#### Stated task:
Pick out each line with the word "label" from the material that follows.

#### Records to process:

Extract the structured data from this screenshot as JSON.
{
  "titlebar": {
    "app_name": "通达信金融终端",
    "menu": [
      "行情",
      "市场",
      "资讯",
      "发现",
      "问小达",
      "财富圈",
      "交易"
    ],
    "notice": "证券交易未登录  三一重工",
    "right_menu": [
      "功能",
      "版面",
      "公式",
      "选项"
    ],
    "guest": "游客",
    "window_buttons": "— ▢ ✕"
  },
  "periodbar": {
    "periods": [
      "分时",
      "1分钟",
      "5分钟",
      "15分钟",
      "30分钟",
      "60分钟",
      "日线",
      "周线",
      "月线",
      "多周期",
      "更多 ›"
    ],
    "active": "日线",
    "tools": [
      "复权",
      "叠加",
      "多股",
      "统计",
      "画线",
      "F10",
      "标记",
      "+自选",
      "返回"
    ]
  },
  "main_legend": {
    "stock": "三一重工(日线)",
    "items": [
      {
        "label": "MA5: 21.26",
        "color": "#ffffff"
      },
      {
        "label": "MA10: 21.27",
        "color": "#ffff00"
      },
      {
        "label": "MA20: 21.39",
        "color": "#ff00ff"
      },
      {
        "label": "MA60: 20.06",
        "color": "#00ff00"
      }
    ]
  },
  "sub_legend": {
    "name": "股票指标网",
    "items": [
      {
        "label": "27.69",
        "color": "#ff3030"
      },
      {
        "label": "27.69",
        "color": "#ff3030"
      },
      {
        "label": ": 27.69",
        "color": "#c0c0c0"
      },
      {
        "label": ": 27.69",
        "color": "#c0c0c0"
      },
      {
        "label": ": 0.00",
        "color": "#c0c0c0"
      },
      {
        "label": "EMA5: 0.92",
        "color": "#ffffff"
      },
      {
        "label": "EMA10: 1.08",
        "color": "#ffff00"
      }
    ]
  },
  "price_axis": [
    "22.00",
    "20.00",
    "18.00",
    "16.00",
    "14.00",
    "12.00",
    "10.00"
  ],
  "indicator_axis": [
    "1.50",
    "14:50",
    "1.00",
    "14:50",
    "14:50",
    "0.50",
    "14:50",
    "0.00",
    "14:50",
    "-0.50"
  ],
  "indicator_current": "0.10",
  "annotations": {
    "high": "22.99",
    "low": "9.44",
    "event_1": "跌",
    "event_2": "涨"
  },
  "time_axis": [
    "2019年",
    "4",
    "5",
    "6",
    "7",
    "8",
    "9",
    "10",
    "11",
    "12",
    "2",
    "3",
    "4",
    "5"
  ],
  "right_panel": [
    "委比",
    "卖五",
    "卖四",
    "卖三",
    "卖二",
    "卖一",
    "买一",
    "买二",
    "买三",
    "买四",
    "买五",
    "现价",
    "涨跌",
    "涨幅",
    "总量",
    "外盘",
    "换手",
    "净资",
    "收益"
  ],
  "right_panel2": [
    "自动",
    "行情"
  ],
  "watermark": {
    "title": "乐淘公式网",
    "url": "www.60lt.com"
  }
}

#### Output below:
        "label": "MA5: 21.26",
        "label": "MA10: 21.27",
        "label": "MA20: 21.39",
        "label": "MA60: 20.06",
        "label": "27.69",
        "label": "27.69",
        "label": ": 27.69",
        "label": ": 27.69",
        "label": ": 0.00",
        "label": "EMA5: 0.92",
        "label": "EMA10: 1.08",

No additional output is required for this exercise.